§ **Supplied text**:
○ ○ ○ ○
The whole locking around this case is a bit tricky and would deserve
some cleanup.

The basic rule for bdrv_next() callers is that they need to hold the
graph reader lock as long as they are iterating the graph, otherwise
it's not safe. This implies that the ref/unref pairs in it should never
make a difference either - which is important, because at least
releasing the last reference is forbidden while holding the graph lock.
I intended to remove the ref/unref for bdrv_next(), but I didn't because
I realised that the callers need to be audited first that they really
obey the rules. You found one that would be problematic.

The thing that bdrv_flush_all() gets wrong is that it promises to follow
the graph lock rules with GRAPH_RDLOCK_GUARD_MAINLOOP(), but then calls
something that polls. The compiler can't catch this because bdrv_flush()
○ ○ ○ ○
§ **Stored data**:

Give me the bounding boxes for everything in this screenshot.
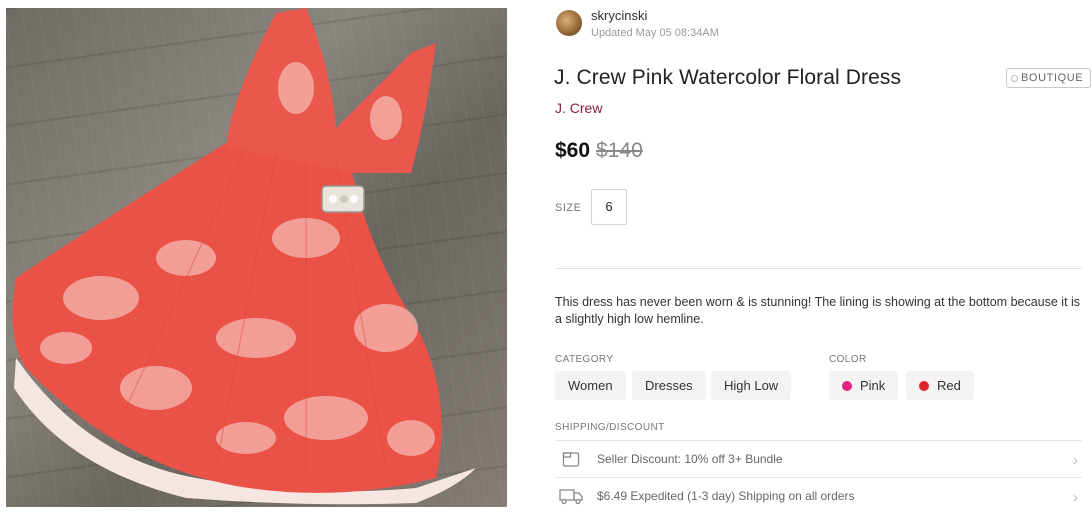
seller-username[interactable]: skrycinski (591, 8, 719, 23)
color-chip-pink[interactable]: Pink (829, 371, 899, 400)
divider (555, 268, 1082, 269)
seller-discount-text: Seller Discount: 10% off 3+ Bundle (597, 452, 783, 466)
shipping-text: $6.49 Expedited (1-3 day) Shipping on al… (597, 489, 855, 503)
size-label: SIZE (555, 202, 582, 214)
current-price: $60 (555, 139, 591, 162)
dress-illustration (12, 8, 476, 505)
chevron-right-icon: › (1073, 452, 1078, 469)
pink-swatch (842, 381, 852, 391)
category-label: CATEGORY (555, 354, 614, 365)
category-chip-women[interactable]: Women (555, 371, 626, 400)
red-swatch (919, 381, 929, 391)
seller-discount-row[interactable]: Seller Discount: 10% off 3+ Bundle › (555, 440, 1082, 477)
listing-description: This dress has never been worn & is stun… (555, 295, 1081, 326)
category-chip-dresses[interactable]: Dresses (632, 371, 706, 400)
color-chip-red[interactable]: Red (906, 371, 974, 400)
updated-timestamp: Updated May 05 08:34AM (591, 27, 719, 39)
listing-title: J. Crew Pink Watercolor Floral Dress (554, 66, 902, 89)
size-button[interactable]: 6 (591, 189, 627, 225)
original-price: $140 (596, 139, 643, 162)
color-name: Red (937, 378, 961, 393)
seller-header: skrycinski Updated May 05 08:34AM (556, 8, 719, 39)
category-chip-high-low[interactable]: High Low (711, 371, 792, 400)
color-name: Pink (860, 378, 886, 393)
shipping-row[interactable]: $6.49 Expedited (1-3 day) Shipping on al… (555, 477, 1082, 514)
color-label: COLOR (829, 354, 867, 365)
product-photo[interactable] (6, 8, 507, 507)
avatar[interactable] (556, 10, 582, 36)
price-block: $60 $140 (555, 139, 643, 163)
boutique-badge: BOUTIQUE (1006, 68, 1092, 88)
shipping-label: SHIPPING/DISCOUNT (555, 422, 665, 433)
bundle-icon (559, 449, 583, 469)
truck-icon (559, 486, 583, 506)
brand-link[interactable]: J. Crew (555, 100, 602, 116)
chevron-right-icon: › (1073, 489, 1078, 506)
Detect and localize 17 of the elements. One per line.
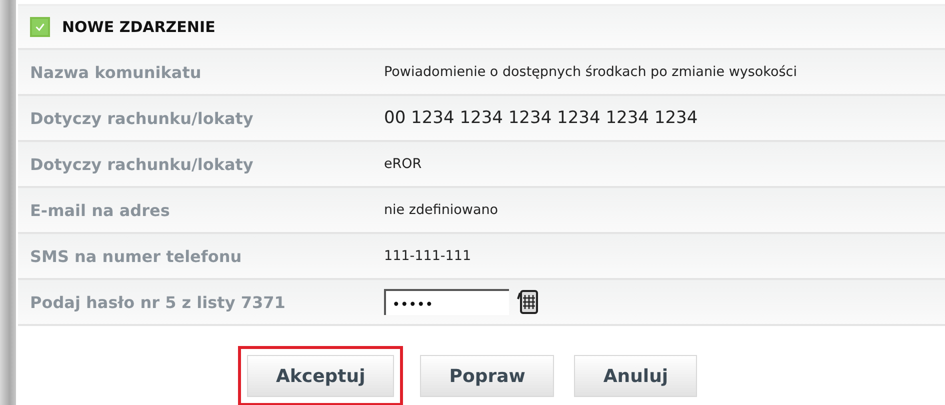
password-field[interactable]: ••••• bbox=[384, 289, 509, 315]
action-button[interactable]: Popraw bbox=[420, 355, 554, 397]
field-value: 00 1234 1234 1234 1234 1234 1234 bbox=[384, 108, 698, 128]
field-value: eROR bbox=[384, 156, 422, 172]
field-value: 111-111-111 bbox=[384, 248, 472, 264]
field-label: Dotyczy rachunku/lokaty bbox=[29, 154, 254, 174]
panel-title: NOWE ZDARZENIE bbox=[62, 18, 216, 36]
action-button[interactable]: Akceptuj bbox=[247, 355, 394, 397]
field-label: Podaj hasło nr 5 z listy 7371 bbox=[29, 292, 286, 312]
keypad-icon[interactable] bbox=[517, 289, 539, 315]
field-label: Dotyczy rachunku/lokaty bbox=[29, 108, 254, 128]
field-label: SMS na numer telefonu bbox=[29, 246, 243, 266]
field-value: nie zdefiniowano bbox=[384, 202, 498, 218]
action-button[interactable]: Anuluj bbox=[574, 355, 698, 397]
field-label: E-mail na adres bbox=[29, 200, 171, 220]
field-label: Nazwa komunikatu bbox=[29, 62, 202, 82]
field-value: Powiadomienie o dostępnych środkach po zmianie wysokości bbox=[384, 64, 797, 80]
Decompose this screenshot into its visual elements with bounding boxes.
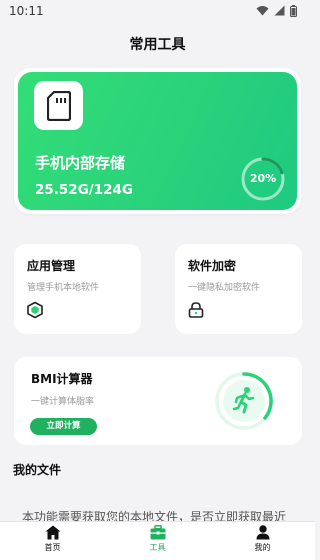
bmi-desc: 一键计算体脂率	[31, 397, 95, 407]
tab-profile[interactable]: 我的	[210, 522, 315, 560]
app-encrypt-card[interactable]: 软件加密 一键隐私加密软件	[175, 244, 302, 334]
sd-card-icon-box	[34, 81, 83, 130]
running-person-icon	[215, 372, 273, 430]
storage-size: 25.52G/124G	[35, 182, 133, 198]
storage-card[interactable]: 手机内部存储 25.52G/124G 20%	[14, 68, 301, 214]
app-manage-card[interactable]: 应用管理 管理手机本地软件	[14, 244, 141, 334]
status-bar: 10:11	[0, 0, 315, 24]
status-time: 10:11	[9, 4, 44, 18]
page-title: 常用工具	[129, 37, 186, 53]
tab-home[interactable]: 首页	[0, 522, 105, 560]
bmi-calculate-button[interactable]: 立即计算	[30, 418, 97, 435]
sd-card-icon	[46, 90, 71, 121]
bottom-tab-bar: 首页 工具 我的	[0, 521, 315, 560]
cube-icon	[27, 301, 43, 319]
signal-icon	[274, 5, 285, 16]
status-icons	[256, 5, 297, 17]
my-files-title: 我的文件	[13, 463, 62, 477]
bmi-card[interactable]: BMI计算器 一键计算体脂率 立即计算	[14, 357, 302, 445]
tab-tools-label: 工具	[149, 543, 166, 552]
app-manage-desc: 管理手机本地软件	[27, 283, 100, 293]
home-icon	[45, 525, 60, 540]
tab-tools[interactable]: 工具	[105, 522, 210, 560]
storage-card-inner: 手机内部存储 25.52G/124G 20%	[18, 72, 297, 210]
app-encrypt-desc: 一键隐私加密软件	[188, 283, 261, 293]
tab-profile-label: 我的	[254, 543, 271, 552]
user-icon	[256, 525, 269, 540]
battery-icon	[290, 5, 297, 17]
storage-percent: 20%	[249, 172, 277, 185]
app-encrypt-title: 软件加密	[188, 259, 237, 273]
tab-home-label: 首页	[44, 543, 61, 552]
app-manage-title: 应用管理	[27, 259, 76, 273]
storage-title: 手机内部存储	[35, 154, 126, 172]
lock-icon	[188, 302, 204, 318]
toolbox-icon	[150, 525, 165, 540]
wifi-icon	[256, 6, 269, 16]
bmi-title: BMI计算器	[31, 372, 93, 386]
○ ○ ○ ○
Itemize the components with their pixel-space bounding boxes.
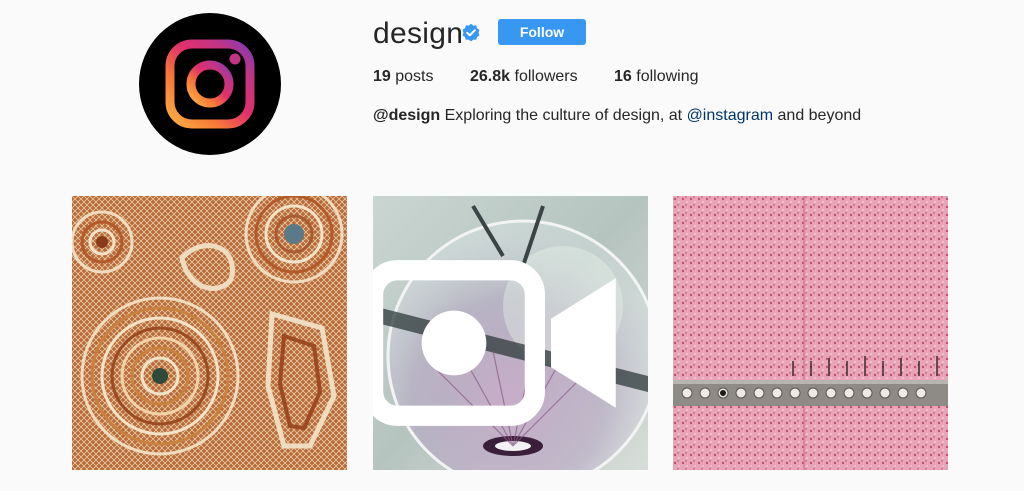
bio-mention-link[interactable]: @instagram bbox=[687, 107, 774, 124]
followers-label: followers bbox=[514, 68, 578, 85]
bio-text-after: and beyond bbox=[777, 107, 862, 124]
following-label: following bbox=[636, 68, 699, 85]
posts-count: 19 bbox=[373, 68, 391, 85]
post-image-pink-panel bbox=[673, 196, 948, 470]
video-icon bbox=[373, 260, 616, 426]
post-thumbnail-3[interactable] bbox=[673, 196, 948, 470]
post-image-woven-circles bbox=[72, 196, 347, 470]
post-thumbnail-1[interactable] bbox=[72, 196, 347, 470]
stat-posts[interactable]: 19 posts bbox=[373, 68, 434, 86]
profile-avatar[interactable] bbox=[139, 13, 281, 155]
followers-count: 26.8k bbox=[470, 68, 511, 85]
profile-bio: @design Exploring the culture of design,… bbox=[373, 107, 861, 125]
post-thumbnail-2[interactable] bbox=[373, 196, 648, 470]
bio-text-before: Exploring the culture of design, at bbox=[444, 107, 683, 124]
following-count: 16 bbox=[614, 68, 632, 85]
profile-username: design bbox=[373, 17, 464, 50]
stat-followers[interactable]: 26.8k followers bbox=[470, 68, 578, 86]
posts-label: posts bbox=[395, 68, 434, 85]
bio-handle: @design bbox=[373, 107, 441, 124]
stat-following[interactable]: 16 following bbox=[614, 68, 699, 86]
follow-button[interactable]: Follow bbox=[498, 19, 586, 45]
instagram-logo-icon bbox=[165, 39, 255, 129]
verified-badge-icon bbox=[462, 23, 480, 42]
○ ○ ○ ○
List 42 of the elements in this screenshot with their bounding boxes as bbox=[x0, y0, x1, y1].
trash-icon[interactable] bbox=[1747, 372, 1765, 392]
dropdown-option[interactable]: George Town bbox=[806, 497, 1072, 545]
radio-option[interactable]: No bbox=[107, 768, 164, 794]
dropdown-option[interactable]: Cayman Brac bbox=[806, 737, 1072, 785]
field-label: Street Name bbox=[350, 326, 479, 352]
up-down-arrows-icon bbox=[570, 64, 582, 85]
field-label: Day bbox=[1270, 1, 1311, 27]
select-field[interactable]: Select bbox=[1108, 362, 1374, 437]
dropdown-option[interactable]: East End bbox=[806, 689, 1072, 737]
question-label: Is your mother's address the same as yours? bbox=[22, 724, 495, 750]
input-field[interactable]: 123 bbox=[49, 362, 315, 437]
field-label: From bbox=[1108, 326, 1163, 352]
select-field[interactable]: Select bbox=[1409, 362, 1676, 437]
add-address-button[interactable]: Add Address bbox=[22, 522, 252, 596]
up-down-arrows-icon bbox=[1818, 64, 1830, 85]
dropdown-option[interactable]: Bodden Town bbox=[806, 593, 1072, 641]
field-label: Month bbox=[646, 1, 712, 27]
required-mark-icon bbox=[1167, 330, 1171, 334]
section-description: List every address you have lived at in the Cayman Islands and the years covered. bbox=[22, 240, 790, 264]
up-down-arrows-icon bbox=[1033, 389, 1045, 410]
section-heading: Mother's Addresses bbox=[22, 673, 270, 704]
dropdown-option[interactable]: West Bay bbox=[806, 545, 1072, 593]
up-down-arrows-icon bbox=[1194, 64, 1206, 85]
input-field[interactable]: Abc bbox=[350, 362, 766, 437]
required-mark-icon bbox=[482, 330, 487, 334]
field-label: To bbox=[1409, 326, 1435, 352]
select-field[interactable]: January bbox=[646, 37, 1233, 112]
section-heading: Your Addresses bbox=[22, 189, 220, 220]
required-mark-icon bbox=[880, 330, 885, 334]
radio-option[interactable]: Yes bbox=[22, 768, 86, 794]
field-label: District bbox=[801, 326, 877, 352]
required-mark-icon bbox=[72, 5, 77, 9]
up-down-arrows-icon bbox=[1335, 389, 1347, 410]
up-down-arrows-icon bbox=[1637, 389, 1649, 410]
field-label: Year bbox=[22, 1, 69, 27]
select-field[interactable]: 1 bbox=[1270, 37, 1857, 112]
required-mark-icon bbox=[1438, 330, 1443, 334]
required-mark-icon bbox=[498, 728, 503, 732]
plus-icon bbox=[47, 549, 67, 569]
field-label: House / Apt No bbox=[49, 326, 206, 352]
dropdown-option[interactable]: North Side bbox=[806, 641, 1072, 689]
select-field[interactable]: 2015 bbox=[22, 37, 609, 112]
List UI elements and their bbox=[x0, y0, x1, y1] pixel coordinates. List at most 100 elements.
○ ○ ○ ○
§ **Task instructions**:
1 – In the graph-lock message, reproduce word for word the passage starting with "The whole locking" and going on through "would be problematic.".
2 – According to the graph-lock message, what must bdrv_next() callers hold for as long as they are iterating the graph?
3 – Extend the graph-lock message from the point where it stops.

§ **Per-task answers**:
1 –
The whole locking around this case is a bit tricky and would deserve
some cleanup.

The basic rule for bdrv_next() callers is that they need to hold the
graph reader lock as long as they are iterating the graph, otherwise
it's not safe. This implies that the ref/unref pairs in it should never
make a difference either - which is important, because at least
releasing the last reference is forbidden while holding the graph lock.
I intended to remove the ref/unref for bdrv_next(), but I didn't because
I realised that the callers need to be audited first that they really
obey the rules. You found one that would be problematic.

2 – The graph reader lock.

3 –
is a co_wrapper_mixed_bdrv_rdlock. The behaviour for these functions is:

- If called outside of coroutine context, they are GRAPH_UNLOCKED
- If called in coroutine context, they are GRAPH_RDLOCK

We should probably try harder to get rid of the mixed functions, because
a synchronous co_wrapper_bdrv_rdlock could actually be marked
GRAPH_UNLOCKED in the code and then the compiler could catch this case.

The fix for bdrv_flush_all() is probably to make it bdrv_co_flush_all()
with a coroutine wrapper so that the graph lock is held for the whole
function. Then calling bdrv_co_flush() while iterating the list is safe
and doesn't allow concurrent graph modifications.

Kevin
diff mbox series

Patch

diff --git a/block/block-backend.c b/block/block-backend.c
index 9c4de79e6b..28af1eb17a 100644
--- a/block/block-backend.c
+++ b/block/block-backend.c
@@ -599,14 +599,14 @@  BlockDriverState *bdrv_next(BdrvNextIterator *it)
     /* Must be called from the main loop */
     assert(qemu_get_current_aio_context() == qemu_get_aio_context());
 
+    old_bs = it->bs;
+
     /* First, return all root nodes of BlockBackends. In order to avoid
      * returning a BDS twice when multiple BBs refer to it, we only return it
      * if the BB is the first one in the parent list of the BDS. */
     if (it->phase == BDRV_NEXT_BACKEND_ROOTS) {
         BlockBackend *old_blk = it->blk;
 
-        old_bs = old_blk ? blk_bs(old_blk) : NULL;
-
         do {
             it->blk = blk_all_next(it->blk);
             bs = it->blk ? blk_bs(it->blk) : NULL;
@@ -620,11 +620,10 @@  BlockDriverState *bdrv_next(BdrvNextIterator *it)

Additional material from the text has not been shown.